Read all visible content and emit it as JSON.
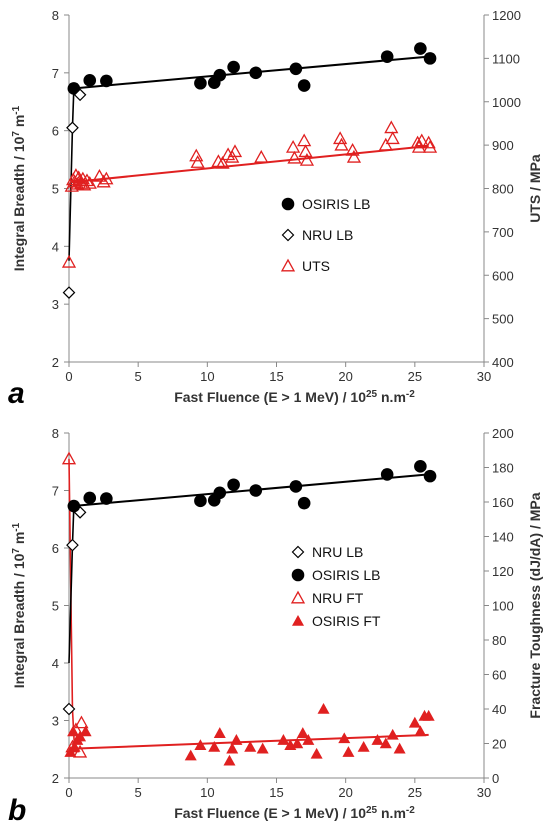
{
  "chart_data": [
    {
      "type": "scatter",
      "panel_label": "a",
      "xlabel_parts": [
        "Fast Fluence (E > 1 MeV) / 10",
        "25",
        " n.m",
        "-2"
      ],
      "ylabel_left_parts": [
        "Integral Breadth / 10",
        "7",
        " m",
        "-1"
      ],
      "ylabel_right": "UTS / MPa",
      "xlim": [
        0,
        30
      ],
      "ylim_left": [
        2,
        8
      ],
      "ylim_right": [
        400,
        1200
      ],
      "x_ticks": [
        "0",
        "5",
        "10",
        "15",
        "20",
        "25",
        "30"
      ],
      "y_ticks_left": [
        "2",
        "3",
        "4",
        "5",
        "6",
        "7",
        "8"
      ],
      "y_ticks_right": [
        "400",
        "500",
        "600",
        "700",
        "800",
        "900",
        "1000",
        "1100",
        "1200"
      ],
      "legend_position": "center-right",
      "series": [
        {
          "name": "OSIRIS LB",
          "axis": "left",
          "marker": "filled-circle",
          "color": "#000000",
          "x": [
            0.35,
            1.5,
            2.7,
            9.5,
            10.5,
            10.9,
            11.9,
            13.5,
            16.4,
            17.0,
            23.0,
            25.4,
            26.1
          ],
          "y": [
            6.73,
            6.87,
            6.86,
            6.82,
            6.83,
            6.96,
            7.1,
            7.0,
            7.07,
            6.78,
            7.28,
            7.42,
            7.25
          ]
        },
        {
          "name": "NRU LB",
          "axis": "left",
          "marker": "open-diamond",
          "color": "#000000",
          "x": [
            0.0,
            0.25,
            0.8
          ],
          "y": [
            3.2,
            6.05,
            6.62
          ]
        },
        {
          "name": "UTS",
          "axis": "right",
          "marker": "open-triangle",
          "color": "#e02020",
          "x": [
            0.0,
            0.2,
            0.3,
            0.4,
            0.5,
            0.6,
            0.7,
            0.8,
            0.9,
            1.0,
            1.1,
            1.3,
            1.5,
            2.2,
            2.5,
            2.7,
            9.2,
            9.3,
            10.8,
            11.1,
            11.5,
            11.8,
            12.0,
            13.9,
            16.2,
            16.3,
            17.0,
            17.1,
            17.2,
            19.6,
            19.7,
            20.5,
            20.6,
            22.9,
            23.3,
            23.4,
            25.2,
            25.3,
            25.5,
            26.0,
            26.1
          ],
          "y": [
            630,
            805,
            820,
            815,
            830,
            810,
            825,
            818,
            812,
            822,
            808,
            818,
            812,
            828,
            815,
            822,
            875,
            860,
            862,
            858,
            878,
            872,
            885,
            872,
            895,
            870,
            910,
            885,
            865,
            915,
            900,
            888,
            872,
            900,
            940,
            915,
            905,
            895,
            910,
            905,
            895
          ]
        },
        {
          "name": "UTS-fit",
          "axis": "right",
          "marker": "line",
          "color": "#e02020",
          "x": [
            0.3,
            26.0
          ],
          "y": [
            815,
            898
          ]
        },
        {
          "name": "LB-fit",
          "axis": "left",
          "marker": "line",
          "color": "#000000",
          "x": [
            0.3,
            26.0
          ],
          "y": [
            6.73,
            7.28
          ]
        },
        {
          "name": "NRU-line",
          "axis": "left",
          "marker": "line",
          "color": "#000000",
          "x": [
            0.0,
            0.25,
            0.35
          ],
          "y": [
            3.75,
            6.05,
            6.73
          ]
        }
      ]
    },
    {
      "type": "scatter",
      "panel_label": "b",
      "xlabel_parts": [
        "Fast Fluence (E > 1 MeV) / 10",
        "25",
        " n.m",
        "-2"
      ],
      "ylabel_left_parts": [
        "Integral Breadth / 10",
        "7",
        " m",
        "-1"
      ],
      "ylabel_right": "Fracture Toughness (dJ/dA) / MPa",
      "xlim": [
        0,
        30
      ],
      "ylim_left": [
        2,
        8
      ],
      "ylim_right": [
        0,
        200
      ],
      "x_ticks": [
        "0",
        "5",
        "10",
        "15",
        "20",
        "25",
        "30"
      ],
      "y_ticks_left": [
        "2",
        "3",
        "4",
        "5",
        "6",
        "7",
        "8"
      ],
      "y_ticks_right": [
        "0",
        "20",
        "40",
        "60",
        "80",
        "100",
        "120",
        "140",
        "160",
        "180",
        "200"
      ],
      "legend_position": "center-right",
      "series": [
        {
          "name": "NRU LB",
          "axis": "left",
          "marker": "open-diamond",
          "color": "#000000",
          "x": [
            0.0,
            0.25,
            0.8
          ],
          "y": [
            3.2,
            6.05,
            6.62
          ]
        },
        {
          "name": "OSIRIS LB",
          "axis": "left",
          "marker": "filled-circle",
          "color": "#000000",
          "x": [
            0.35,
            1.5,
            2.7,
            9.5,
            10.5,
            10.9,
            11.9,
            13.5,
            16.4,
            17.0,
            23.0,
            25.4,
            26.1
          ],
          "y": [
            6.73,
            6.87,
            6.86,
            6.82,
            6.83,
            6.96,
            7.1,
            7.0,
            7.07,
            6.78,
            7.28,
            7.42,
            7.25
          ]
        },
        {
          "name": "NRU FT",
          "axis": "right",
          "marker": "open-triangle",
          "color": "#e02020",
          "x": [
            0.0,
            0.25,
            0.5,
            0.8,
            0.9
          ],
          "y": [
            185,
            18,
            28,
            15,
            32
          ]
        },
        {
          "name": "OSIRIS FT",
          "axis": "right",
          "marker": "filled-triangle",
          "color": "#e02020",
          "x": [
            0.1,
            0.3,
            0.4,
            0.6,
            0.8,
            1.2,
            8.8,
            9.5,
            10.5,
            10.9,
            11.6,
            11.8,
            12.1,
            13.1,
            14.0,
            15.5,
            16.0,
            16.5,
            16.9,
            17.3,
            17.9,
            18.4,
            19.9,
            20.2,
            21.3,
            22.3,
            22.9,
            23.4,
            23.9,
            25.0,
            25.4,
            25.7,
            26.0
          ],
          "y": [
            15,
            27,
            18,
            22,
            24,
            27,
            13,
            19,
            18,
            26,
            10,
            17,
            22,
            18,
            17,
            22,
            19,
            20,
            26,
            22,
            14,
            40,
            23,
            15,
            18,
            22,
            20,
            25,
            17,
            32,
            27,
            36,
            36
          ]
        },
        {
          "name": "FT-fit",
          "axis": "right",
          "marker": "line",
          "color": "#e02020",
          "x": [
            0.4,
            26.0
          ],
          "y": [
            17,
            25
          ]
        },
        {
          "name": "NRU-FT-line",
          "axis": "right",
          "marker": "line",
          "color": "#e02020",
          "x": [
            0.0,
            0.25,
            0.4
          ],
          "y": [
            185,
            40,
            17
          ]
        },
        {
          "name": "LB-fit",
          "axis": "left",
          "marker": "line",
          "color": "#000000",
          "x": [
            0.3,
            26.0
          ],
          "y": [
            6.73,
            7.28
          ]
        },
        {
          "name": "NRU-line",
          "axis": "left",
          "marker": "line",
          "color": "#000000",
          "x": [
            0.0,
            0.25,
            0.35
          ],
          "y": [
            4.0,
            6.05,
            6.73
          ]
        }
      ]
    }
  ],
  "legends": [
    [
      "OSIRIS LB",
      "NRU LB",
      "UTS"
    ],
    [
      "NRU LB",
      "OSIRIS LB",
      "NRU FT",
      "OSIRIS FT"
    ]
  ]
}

* * *

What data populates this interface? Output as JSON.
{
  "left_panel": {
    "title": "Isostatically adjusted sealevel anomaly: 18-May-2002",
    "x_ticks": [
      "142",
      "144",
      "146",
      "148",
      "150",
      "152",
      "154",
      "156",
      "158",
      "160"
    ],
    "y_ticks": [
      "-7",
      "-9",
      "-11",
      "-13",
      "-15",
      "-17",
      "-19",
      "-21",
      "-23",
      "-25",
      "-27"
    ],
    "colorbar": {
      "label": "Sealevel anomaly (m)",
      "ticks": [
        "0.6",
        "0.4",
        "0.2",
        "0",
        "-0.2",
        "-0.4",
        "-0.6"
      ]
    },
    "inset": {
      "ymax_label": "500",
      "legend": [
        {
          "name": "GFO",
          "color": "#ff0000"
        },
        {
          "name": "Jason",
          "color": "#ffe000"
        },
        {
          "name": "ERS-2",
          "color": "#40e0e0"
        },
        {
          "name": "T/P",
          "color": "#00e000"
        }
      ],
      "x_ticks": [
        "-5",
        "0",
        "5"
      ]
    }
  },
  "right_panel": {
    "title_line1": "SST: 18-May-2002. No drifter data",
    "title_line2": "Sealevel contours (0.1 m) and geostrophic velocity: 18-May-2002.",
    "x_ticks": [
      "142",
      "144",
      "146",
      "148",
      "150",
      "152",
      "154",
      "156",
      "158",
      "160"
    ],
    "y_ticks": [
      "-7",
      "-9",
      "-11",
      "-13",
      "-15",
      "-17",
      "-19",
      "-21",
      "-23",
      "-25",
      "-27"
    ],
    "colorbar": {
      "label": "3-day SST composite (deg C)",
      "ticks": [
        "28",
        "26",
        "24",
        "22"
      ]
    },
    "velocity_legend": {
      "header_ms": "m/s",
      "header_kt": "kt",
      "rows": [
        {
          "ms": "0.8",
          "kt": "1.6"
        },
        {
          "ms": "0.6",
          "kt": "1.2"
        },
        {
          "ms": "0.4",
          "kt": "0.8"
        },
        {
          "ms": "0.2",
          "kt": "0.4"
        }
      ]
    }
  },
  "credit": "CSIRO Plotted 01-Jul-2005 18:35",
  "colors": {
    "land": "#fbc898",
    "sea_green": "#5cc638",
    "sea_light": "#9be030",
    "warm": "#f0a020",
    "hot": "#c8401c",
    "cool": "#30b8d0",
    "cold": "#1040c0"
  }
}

Brief. Show all lines above holding "anomaly".

Complete output.
    "title": "Isostatically adjusted sealevel anomaly: 18-May-2002",
      "label": "Sealevel anomaly (m)",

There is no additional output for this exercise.